TASK REQUIREMENTS: In the data below, locate each line with the word "stubs" and list it.
+++ GIVEN DATA +++
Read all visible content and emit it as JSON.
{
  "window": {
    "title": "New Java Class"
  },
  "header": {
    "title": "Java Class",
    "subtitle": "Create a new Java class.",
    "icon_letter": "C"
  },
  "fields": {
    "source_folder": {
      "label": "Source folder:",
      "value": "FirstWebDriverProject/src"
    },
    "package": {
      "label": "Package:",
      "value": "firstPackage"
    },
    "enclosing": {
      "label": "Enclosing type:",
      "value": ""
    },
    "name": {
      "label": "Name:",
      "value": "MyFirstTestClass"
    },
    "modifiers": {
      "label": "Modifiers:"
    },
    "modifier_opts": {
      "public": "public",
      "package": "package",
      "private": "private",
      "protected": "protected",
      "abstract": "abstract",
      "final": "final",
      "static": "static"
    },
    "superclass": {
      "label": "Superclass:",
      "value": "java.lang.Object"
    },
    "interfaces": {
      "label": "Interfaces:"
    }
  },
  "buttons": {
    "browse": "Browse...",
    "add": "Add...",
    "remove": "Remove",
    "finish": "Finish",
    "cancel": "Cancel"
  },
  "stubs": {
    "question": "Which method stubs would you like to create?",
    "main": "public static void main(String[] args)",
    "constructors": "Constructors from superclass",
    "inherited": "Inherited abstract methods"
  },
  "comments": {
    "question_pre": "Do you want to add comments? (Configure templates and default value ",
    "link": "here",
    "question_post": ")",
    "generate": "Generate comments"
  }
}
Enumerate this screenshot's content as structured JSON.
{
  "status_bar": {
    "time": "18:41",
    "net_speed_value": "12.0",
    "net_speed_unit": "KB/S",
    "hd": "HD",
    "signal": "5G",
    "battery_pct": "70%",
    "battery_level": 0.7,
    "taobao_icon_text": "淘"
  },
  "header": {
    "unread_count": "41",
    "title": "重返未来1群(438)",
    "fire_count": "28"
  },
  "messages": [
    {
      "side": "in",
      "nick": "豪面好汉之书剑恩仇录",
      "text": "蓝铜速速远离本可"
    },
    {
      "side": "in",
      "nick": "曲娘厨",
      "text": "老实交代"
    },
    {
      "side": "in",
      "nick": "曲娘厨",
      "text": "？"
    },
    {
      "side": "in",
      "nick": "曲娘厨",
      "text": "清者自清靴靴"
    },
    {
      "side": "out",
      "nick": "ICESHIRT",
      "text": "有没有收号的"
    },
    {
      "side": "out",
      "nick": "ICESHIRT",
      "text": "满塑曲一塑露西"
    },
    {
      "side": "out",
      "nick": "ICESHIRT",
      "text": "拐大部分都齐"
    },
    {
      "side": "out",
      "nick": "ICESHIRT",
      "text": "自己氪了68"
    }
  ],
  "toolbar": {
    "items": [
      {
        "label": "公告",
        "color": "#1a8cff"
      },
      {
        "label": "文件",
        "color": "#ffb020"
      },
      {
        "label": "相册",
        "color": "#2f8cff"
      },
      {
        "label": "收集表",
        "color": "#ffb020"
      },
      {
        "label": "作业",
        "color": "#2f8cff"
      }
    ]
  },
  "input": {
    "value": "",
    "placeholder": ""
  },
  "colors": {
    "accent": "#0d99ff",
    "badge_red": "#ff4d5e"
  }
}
+++
RESPONSE TO THIS TASK:
  "stubs": {
    "question": "Which method stubs would you like to create?",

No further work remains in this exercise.